What to produce
Some lines hold the string "observed". Copy all of them from the material that follows.
--------------------------------
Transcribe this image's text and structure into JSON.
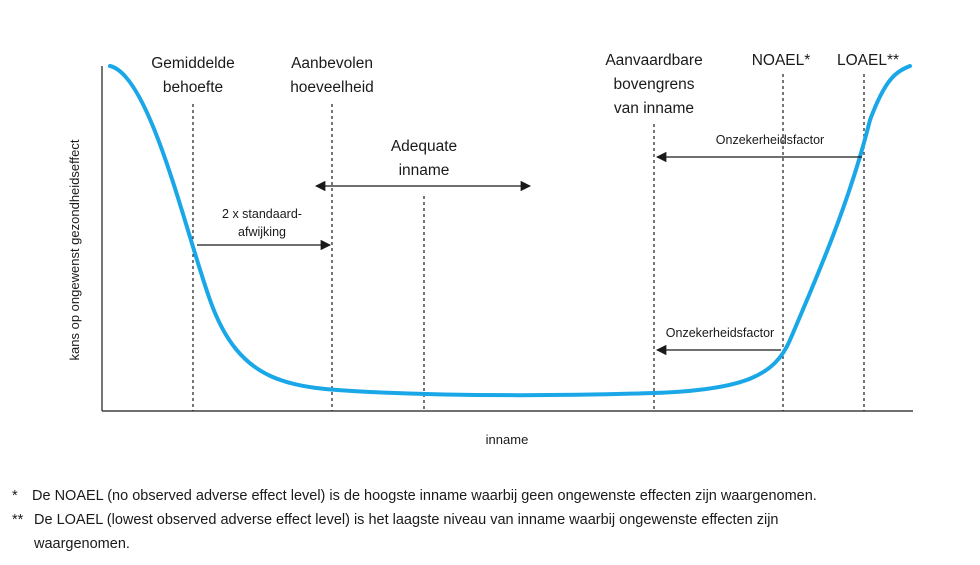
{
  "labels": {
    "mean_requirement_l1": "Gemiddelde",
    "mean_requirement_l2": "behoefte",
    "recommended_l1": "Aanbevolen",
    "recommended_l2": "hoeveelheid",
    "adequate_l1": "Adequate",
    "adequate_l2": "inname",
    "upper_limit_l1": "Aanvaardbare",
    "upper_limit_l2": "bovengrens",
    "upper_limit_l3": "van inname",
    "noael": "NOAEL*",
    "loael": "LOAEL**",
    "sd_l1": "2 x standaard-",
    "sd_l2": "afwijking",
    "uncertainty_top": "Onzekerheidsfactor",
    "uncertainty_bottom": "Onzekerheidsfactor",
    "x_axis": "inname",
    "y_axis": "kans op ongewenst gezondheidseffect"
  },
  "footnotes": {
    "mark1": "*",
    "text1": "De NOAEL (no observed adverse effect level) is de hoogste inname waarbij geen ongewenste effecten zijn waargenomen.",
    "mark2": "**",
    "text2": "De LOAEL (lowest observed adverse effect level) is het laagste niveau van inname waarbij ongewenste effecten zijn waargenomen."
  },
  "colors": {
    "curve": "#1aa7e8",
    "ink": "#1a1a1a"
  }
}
--------------------------------
Result
    "text1": "De NOAEL (no observed adverse effect level) is de hoogste inname waarbij geen ongewenste effecten zijn waargenomen.",
    "text2": "De LOAEL (lowest observed adverse effect level) is het laagste niveau van inname waarbij ongewenste effecten zijn waargenomen."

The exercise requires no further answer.